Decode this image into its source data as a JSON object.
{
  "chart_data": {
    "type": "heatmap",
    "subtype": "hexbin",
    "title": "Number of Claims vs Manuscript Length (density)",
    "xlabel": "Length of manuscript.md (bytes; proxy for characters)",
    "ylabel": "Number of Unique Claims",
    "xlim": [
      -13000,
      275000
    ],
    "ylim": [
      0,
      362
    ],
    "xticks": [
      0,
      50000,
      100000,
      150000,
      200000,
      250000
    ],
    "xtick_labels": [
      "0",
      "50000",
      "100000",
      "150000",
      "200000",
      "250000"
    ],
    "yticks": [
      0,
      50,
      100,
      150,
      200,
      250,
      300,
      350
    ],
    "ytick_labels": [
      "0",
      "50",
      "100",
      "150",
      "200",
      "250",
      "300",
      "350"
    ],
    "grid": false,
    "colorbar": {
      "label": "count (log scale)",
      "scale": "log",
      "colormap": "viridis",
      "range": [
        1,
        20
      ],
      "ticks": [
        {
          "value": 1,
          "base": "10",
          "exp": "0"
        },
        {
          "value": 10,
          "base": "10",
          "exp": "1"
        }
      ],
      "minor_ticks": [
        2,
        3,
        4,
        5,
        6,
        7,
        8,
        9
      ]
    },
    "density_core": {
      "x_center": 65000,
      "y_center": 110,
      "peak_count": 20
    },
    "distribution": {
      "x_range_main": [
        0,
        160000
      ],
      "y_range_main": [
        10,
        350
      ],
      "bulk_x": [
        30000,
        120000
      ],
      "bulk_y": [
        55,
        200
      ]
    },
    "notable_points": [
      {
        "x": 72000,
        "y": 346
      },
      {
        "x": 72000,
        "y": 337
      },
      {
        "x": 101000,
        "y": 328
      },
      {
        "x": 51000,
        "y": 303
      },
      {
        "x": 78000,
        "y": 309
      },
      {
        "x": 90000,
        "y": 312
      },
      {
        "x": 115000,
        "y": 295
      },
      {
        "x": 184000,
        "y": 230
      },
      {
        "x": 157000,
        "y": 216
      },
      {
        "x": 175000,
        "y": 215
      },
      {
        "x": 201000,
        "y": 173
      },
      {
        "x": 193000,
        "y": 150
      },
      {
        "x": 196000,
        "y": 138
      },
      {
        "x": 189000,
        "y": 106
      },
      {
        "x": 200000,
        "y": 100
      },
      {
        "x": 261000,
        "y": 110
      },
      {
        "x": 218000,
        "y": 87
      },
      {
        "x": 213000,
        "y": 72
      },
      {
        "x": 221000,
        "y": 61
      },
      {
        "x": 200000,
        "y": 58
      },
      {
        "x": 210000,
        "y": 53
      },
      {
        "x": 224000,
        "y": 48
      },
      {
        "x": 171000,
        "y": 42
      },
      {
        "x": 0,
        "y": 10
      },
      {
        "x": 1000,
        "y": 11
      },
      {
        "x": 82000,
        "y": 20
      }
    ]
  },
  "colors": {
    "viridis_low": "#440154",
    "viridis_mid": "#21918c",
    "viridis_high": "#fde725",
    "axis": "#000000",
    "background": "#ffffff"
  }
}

++++++

SHORT PROBLEM:
Select from the material above each line in which the string "Claims" appears, and list those lines.

IN RESPONSE:
    "title": "Number of Claims vs Manuscript Length (density)",
    "ylabel": "Number of Unique Claims",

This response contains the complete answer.